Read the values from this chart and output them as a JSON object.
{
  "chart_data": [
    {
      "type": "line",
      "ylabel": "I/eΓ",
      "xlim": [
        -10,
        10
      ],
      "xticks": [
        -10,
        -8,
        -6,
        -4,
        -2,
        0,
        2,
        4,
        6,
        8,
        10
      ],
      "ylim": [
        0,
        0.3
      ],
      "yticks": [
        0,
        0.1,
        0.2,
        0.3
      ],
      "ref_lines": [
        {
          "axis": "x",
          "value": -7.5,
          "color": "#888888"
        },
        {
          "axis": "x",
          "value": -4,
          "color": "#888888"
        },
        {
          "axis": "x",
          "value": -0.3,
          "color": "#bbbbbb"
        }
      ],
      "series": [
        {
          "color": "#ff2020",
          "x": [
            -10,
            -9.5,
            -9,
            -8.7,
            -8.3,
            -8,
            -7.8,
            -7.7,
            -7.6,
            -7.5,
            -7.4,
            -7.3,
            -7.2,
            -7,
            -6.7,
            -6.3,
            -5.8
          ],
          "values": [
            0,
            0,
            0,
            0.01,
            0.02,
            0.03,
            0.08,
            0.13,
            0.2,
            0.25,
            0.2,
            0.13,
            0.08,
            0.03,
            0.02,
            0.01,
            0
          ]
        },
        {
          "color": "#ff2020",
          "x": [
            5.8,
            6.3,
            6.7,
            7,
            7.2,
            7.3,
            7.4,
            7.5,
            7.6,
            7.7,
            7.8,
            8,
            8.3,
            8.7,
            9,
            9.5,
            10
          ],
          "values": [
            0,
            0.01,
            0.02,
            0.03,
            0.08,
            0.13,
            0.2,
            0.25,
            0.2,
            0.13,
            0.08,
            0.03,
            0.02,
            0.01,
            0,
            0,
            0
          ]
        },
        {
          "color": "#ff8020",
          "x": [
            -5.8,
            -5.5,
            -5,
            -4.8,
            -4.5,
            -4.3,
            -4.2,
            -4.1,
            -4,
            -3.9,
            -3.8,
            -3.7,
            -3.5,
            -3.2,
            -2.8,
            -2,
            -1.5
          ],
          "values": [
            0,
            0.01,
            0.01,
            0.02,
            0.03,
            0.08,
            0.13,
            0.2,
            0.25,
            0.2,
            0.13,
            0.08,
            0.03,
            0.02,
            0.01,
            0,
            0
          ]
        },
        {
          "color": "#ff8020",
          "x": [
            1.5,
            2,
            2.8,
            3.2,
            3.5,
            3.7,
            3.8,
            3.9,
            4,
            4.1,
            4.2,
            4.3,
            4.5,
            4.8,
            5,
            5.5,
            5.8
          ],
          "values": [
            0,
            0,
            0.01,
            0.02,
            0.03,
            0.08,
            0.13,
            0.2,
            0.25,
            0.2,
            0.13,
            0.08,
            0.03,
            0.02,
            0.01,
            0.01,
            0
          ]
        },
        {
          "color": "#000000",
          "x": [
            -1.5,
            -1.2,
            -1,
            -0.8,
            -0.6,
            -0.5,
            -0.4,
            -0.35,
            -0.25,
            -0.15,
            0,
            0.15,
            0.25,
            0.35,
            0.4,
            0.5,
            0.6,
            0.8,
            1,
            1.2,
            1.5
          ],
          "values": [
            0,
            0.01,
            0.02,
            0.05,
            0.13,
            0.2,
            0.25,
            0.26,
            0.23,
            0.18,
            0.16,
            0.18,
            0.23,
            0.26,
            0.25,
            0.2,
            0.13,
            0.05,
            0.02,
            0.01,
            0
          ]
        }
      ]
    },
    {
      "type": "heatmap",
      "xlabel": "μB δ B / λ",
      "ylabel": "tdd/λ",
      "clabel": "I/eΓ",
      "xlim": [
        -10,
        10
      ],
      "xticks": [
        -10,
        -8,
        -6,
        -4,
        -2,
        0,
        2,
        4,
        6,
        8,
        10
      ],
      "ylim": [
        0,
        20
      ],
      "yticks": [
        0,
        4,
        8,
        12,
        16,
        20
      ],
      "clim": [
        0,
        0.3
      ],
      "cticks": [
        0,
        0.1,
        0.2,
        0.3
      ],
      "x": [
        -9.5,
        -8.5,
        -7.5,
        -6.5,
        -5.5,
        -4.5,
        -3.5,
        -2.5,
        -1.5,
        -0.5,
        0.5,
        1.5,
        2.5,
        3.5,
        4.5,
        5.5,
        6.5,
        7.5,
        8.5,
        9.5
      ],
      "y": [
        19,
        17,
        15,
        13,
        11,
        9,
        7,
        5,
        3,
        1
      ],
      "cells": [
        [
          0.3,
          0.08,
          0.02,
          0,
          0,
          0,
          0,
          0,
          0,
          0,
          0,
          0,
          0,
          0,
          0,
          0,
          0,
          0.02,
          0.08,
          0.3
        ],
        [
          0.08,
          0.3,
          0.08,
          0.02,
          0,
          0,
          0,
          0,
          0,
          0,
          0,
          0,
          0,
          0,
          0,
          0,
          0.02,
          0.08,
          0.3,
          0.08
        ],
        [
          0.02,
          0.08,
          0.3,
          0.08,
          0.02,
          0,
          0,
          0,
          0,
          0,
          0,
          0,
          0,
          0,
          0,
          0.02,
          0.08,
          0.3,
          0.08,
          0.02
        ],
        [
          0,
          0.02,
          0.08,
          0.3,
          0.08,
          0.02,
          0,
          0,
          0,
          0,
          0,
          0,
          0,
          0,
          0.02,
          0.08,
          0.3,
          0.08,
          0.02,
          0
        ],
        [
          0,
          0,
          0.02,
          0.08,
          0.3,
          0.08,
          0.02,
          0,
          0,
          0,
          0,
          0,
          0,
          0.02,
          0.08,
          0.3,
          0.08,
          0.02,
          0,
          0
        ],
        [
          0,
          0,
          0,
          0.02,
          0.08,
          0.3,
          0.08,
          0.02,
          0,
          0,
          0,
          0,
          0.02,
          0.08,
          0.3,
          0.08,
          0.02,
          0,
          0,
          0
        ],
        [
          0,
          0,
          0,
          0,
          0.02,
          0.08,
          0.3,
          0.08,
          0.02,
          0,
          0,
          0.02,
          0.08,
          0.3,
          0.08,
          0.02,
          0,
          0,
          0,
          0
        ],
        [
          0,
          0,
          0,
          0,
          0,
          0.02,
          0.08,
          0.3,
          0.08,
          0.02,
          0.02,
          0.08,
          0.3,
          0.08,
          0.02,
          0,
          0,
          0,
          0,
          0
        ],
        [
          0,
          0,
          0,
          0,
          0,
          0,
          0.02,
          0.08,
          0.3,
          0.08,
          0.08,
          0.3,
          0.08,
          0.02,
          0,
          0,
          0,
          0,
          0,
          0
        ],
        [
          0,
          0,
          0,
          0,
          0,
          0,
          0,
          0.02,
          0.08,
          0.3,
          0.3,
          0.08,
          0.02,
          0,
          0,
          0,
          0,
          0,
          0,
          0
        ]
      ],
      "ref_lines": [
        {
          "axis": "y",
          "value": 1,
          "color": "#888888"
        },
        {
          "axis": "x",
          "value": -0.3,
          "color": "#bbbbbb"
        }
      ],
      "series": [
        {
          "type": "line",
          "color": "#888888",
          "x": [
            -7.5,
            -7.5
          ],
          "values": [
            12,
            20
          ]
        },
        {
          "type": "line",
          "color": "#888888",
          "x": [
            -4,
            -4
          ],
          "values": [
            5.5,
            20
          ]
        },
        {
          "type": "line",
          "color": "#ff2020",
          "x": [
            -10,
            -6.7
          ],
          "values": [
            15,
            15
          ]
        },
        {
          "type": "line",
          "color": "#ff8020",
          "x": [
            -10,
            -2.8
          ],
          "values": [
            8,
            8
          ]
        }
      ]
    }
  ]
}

........

**PROBLEM DESCRIPTION**
Output the listing above word for word.

**RESULT**
Read the values from this chart and output them as a JSON object.
{
  "chart_data": [
    {
      "type": "line",
      "ylabel": "I/eΓ",
      "xlim": [
        -10,
        10
      ],
      "xticks": [
        -10,
        -8,
        -6,
        -4,
        -2,
        0,
        2,
        4,
        6,
        8,
        10
      ],
      "ylim": [
        0,
        0.3
      ],
      "yticks": [
        0,
        0.1,
        0.2,
        0.3
      ],
      "ref_lines": [
        {
          "axis": "x",
          "value": -7.5,
          "color": "#888888"
        },
        {
          "axis": "x",
          "value": -4,
          "color": "#888888"
        },
        {
          "axis": "x",
          "value": -0.3,
          "color": "#bbbbbb"
        }
      ],
      "series": [
        {
          "color": "#ff2020",
          "x": [
            -10,
            -9.5,
            -9,
            -8.7,
            -8.3,
            -8,
            -7.8,
            -7.7,
            -7.6,
            -7.5,
            -7.4,
            -7.3,
            -7.2,
            -7,
            -6.7,
            -6.3,
            -5.8
          ],
          "values": [
            0,
            0,
            0,
            0.01,
            0.02,
            0.03,
            0.08,
            0.13,
            0.2,
            0.25,
            0.2,
            0.13,
            0.08,
            0.03,
            0.02,
            0.01,
            0
          ]
        },
        {
          "color": "#ff2020",
          "x": [
            5.8,
            6.3,
            6.7,
            7,
            7.2,
            7.3,
            7.4,
            7.5,
            7.6,
            7.7,
            7.8,
            8,
            8.3,
            8.7,
            9,
            9.5,
            10
          ],
          "values": [
            0,
            0.01,
            0.02,
            0.03,
            0.08,
            0.13,
            0.2,
            0.25,
            0.2,
            0.13,
            0.08,
            0.03,
            0.02,
            0.01,
            0,
            0,
            0
          ]
        },
        {
          "color": "#ff8020",
          "x": [
            -5.8,
            -5.5,
            -5,
            -4.8,
            -4.5,
            -4.3,
            -4.2,
            -4.1,
            -4,
            -3.9,
            -3.8,
            -3.7,
            -3.5,
            -3.2,
            -2.8,
            -2,
            -1.5
          ],
          "values": [
            0,
            0.01,
            0.01,
            0.02,
            0.03,
            0.08,
            0.13,
            0.2,
            0.25,
            0.2,
            0.13,
            0.08,
            0.03,
            0.02,
            0.01,
            0,
            0
          ]
        },
        {
          "color": "#ff8020",
          "x": [
            1.5,
            2,
            2.8,
            3.2,
            3.5,
            3.7,
            3.8,
            3.9,
            4,
            4.1,
            4.2,
            4.3,
            4.5,
            4.8,
            5,
            5.5,
            5.8
          ],
          "values": [
            0,
            0,
            0.01,
            0.02,
            0.03,
            0.08,
            0.13,
            0.2,
            0.25,
            0.2,
            0.13,
            0.08,
            0.03,
            0.02,
            0.01,
            0.01,
            0
          ]
        },
        {
          "color": "#000000",
          "x": [
            -1.5,
            -1.2,
            -1,
            -0.8,
            -0.6,
            -0.5,
            -0.4,
            -0.35,
            -0.25,
            -0.15,
            0,
            0.15,
            0.25,
            0.35,
            0.4,
            0.5,
            0.6,
            0.8,
            1,
            1.2,
            1.5
          ],
          "values": [
            0,
            0.01,
            0.02,
            0.05,
            0.13,
            0.2,
            0.25,
            0.26,
            0.23,
            0.18,
            0.16,
            0.18,
            0.23,
            0.26,
            0.25,
            0.2,
            0.13,
            0.05,
            0.02,
            0.01,
            0
          ]
        }
      ]
    },
    {
      "type": "heatmap",
      "xlabel": "μB δ B / λ",
      "ylabel": "tdd/λ",
      "clabel": "I/eΓ",
      "xlim": [
        -10,
        10
      ],
      "xticks": [
        -10,
        -8,
        -6,
        -4,
        -2,
        0,
        2,
        4,
        6,
        8,
        10
      ],
      "ylim": [
        0,
        20
      ],
      "yticks": [
        0,
        4,
        8,
        12,
        16,
        20
      ],
      "clim": [
        0,
        0.3
      ],
      "cticks": [
        0,
        0.1,
        0.2,
        0.3
      ],
      "x": [
        -9.5,
        -8.5,
        -7.5,
        -6.5,
        -5.5,
        -4.5,
        -3.5,
        -2.5,
        -1.5,
        -0.5,
        0.5,
        1.5,
        2.5,
        3.5,
        4.5,
        5.5,
        6.5,
        7.5,
        8.5,
        9.5
      ],
      "y": [
        19,
        17,
        15,
        13,
        11,
        9,
        7,
        5,
        3,
        1
      ],
      "cells": [
        [
          0.3,
          0.08,
          0.02,
          0,
          0,
          0,
          0,
          0,
          0,
          0,
          0,
          0,
          0,
          0,
          0,
          0,
          0,
          0.02,
          0.08,
          0.3
        ],
        [
          0.08,
          0.3,
          0.08,
          0.02,
          0,
          0,
          0,
          0,
          0,
          0,
          0,
          0,
          0,
          0,
          0,
          0,
          0.02,
          0.08,
          0.3,
          0.08
        ],
        [
          0.02,
          0.08,
          0.3,
          0.08,
          0.02,
          0,
          0,
          0,
          0,
          0,
          0,
          0,
          0,
          0,
          0,
          0.02,
          0.08,
          0.3,
          0.08,
          0.02
        ],
        [
          0,
          0.02,
          0.08,
          0.3,
          0.08,
          0.02,
          0,
          0,
          0,
          0,
          0,
          0,
          0,
          0,
          0.02,
          0.08,
          0.3,
          0.08,
          0.02,
          0
        ],
        [
          0,
          0,
          0.02,
          0.08,
          0.3,
          0.08,
          0.02,
          0,
          0,
          0,
          0,
          0,
          0,
          0.02,
          0.08,
          0.3,
          0.08,
          0.02,
          0,
          0
        ],
        [
          0,
          0,
          0,
          0.02,
          0.08,
          0.3,
          0.08,
          0.02,
          0,
          0,
          0,
          0,
          0.02,
          0.08,
          0.3,
          0.08,
          0.02,
          0,
          0,
          0
        ],
        [
          0,
          0,
          0,
          0,
          0.02,
          0.08,
          0.3,
          0.08,
          0.02,
          0,
          0,
          0.02,
          0.08,
          0.3,
          0.08,
          0.02,
          0,
          0,
          0,
          0
        ],
        [
          0,
          0,
          0,
          0,
          0,
          0.02,
          0.08,
          0.3,
          0.08,
          0.02,
          0.02,
          0.08,
          0.3,
          0.08,
          0.02,
          0,
          0,
          0,
          0,
          0
        ],
        [
          0,
          0,
          0,
          0,
          0,
          0,
          0.02,
          0.08,
          0.3,
          0.08,
          0.08,
          0.3,
          0.08,
          0.02,
          0,
          0,
          0,
          0,
          0,
          0
        ],
        [
          0,
          0,
          0,
          0,
          0,
          0,
          0,
          0.02,
          0.08,
          0.3,
          0.3,
          0.08,
          0.02,
          0,
          0,
          0,
          0,
          0,
          0,
          0
        ]
      ],
      "ref_lines": [
        {
          "axis": "y",
          "value": 1,
          "color": "#888888"
        },
        {
          "axis": "x",
          "value": -0.3,
          "color": "#bbbbbb"
        }
      ],
      "series": [
        {
          "type": "line",
          "color": "#888888",
          "x": [
            -7.5,
            -7.5
          ],
          "values": [
            12,
            20
          ]
        },
        {
          "type": "line",
          "color": "#888888",
          "x": [
            -4,
            -4
          ],
          "values": [
            5.5,
            20
          ]
        },
        {
          "type": "line",
          "color": "#ff2020",
          "x": [
            -10,
            -6.7
          ],
          "values": [
            15,
            15
          ]
        },
        {
          "type": "line",
          "color": "#ff8020",
          "x": [
            -10,
            -2.8
          ],
          "values": [
            8,
            8
          ]
        }
      ]
    }
  ]
}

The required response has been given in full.